> Stored data entries
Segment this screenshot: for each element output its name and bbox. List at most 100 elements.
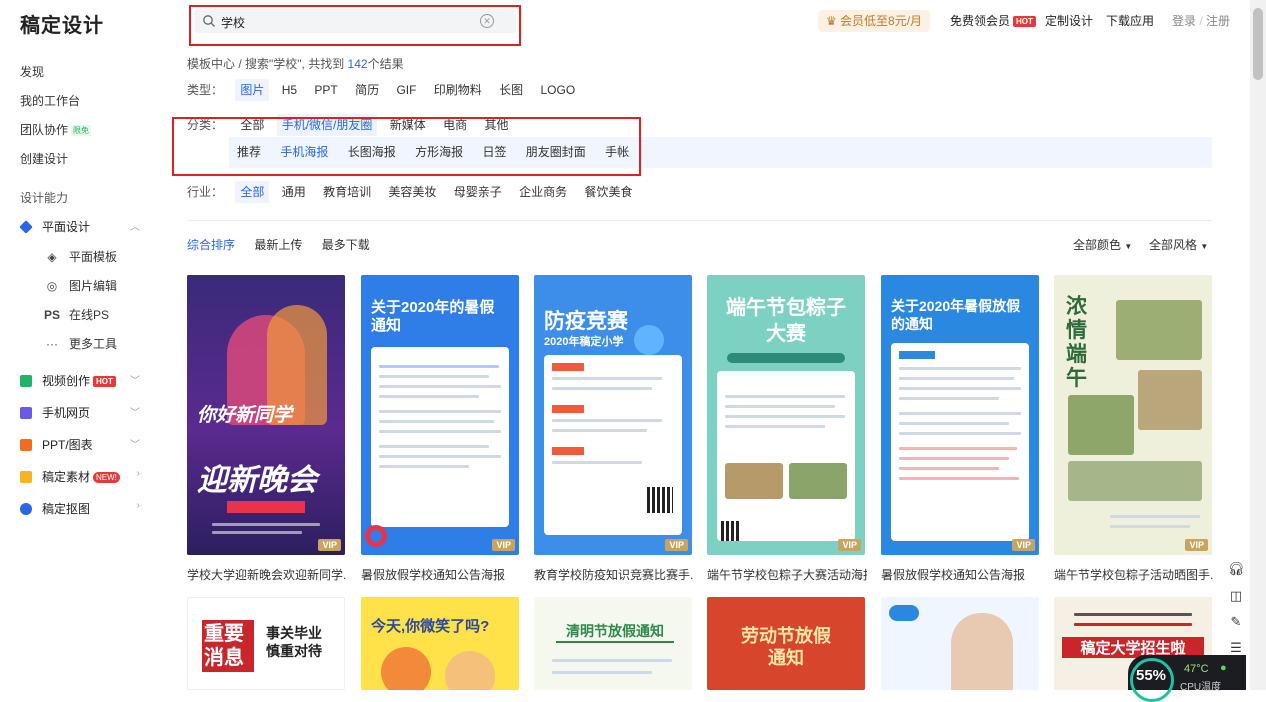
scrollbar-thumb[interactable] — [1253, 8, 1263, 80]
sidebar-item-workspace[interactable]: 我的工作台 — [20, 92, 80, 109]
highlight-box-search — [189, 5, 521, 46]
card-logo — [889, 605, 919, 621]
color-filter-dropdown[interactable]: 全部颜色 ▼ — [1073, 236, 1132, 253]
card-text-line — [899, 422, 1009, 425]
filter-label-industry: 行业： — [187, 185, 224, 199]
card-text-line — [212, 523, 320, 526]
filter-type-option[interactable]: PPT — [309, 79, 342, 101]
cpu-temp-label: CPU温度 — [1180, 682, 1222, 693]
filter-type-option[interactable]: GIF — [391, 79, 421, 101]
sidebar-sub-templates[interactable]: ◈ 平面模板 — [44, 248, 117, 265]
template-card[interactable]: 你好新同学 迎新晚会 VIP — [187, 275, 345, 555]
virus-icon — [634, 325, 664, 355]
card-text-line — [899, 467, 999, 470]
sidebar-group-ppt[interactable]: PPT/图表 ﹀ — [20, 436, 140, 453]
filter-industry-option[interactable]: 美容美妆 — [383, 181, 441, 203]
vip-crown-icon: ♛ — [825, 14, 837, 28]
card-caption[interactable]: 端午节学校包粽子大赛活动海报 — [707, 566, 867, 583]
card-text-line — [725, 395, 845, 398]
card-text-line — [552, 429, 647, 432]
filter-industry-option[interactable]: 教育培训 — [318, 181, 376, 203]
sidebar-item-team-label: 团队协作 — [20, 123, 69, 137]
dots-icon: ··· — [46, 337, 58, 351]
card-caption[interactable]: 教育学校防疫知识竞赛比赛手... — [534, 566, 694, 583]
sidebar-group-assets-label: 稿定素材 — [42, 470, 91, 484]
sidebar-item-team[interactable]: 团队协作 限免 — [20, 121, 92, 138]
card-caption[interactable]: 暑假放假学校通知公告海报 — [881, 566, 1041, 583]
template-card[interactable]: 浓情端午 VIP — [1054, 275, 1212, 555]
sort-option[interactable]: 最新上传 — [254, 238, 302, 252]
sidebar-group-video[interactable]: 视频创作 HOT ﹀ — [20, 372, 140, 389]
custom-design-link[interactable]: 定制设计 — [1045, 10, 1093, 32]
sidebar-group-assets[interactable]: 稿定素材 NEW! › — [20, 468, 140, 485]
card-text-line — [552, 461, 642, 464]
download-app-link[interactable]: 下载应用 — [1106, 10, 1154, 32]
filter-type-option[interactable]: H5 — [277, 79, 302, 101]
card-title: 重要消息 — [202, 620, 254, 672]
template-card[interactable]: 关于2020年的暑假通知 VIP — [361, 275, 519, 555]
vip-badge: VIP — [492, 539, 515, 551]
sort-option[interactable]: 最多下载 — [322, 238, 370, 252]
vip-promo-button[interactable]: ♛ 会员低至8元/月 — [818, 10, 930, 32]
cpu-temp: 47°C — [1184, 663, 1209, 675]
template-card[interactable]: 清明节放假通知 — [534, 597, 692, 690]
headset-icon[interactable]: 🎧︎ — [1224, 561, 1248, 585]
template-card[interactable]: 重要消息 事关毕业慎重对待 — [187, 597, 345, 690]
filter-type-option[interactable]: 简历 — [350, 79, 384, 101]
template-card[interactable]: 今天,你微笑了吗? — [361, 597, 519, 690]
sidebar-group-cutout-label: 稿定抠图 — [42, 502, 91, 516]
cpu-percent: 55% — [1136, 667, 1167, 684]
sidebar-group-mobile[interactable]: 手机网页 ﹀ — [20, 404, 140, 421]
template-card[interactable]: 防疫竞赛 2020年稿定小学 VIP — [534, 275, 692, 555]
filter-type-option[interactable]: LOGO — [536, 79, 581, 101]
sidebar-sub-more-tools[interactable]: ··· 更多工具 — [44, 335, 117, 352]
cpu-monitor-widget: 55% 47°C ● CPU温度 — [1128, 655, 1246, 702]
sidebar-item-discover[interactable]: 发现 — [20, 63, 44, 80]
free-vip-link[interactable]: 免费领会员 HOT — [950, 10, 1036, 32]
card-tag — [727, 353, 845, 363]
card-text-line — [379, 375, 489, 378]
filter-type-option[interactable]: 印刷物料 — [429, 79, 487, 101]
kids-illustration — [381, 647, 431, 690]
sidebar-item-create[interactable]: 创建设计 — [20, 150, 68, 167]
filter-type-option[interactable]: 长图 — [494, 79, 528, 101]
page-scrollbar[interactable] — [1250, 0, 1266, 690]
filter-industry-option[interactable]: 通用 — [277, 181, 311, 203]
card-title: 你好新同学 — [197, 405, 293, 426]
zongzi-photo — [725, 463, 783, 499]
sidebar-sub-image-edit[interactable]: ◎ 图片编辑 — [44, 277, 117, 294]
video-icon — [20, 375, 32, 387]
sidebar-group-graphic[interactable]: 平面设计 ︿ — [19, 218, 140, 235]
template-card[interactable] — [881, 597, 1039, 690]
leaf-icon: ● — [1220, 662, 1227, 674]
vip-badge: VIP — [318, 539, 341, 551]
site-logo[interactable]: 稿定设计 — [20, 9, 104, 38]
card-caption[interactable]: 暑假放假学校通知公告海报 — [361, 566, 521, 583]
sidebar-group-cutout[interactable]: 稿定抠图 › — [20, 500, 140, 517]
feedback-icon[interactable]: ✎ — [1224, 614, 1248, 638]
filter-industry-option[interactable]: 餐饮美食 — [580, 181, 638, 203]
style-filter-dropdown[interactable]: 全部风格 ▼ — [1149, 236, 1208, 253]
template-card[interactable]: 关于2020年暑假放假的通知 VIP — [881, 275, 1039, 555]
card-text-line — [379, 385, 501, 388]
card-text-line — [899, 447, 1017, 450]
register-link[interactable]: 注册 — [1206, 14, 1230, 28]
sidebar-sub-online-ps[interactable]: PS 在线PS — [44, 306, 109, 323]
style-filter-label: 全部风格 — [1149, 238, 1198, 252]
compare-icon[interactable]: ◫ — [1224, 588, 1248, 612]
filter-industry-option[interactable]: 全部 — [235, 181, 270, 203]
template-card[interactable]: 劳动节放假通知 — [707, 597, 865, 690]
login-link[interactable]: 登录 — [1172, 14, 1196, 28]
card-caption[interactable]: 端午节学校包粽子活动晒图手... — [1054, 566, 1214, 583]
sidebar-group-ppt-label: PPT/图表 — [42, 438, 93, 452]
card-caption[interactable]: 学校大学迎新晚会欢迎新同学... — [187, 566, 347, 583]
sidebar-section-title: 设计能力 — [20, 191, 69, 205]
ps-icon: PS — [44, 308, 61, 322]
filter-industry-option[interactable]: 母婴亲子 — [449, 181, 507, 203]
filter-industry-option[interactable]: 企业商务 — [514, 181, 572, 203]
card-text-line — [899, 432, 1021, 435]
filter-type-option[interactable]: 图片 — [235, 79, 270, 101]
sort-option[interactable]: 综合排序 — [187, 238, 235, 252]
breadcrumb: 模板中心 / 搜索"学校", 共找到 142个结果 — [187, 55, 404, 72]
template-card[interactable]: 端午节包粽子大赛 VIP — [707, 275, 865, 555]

> Problem to work on
Copy out every line of the data that includes "sort".

> Your response
sort-option[interactable]: 最新上传 — [254, 238, 302, 252]
sort-option[interactable]: 最多下载 — [322, 238, 370, 252]
sort-option[interactable]: 综合排序 — [187, 238, 235, 252]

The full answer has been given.